SHORT TASK:
Pick out each line of the records in which the word "الحكومية" appears.

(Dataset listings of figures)
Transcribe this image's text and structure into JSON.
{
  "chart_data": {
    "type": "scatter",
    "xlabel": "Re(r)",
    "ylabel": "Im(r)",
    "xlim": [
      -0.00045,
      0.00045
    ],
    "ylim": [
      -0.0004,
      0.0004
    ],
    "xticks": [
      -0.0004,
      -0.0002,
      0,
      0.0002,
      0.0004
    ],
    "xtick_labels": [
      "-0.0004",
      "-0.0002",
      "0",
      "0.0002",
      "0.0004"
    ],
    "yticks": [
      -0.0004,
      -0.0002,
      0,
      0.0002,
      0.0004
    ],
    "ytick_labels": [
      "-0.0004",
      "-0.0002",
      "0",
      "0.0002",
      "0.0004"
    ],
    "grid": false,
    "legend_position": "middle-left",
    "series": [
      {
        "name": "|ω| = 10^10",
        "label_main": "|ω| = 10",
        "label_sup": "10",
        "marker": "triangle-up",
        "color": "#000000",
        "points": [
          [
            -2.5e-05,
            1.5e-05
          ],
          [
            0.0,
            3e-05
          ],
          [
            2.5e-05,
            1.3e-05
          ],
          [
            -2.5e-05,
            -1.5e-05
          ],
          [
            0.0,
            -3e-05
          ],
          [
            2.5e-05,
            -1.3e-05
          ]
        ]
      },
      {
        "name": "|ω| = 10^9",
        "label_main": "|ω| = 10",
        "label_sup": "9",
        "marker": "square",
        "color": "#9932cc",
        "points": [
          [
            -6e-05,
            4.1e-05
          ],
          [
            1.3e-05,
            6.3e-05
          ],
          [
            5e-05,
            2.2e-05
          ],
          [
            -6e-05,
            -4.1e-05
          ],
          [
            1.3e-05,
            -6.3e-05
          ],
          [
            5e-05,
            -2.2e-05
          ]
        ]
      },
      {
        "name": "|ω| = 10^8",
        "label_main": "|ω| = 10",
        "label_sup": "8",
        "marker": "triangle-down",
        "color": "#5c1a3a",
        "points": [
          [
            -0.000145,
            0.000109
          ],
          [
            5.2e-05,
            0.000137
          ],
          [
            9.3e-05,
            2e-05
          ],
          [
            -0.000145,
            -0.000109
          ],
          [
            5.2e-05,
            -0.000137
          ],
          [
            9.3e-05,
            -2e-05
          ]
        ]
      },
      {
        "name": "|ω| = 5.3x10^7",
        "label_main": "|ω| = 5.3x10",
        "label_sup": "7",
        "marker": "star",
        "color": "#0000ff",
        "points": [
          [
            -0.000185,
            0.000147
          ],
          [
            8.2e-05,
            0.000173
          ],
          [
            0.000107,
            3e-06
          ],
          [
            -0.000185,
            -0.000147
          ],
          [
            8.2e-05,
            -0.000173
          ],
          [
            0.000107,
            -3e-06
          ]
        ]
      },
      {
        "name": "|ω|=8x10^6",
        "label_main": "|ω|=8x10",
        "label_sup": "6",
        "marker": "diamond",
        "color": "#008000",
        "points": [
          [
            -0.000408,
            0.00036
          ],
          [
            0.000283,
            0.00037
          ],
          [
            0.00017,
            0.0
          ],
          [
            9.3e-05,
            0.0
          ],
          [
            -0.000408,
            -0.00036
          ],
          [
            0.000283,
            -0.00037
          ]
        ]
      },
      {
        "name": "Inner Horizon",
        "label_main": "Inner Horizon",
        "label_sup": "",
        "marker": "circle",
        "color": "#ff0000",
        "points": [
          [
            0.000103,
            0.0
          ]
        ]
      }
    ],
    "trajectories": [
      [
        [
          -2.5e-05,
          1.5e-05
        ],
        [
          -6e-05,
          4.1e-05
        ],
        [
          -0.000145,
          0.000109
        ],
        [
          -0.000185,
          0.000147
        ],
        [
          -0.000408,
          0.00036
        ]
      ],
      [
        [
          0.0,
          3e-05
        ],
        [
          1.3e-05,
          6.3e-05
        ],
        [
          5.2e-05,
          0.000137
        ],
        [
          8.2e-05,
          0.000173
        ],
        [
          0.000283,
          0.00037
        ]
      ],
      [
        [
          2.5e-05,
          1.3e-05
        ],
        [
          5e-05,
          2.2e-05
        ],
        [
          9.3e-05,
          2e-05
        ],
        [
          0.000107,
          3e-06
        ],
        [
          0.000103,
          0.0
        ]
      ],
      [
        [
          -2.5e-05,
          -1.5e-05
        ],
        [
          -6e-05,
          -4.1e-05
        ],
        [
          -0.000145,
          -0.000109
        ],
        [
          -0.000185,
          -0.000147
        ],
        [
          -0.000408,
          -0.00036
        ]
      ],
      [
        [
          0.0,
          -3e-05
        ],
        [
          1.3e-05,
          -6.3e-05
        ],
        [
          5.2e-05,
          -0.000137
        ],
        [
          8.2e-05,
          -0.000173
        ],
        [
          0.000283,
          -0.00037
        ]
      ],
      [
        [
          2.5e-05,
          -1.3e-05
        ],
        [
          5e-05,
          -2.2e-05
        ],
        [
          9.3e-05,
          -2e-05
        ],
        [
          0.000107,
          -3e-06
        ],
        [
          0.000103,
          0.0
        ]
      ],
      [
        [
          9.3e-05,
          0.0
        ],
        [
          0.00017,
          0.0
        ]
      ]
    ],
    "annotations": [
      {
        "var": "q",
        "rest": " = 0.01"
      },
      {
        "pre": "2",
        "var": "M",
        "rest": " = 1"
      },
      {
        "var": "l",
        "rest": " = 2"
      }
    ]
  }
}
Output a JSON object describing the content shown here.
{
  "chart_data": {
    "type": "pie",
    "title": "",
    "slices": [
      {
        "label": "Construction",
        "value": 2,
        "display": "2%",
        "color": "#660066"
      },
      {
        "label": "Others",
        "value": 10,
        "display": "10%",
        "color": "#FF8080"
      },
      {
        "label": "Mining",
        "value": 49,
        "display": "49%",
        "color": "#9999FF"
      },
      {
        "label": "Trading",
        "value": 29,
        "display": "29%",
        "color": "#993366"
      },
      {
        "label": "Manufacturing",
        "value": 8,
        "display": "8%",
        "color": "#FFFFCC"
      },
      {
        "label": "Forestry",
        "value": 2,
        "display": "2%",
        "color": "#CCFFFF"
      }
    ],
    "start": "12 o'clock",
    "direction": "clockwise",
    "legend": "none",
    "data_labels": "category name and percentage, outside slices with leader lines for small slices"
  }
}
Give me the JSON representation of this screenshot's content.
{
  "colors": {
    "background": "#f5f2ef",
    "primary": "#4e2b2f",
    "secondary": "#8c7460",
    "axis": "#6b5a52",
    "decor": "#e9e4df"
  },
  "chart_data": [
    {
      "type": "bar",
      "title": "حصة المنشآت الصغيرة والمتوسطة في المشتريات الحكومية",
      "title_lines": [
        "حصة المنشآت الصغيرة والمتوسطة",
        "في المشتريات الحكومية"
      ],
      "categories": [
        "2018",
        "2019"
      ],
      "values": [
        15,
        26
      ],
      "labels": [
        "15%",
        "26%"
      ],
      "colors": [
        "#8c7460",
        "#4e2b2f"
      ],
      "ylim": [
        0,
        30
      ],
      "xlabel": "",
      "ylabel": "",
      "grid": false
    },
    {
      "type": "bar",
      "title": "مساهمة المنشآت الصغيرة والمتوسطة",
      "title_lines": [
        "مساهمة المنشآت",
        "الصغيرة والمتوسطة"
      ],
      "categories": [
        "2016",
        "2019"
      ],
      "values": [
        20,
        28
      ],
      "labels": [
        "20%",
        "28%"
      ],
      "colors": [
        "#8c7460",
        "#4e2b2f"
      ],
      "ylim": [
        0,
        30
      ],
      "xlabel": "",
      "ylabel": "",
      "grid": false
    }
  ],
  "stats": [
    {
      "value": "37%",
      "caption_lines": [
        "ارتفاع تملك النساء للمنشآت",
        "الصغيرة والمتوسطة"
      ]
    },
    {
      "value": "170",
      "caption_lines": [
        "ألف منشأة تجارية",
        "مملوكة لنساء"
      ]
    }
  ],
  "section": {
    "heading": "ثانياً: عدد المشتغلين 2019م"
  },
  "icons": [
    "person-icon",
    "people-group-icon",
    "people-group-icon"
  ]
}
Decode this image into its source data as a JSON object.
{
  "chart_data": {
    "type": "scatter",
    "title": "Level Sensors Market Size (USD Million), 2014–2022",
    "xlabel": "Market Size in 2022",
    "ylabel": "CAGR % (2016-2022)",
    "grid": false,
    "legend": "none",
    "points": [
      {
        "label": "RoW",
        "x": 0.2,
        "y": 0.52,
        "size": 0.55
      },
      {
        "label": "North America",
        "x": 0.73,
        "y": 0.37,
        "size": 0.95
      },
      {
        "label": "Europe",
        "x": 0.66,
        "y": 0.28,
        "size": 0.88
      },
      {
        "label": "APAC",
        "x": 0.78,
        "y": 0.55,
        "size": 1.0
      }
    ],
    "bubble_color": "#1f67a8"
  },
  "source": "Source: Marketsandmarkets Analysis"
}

RESPONSE FOR THIS EXERCISE:
      "title": "حصة المنشآت الصغيرة والمتوسطة في المشتريات الحكومية",
        "في المشتريات الحكومية"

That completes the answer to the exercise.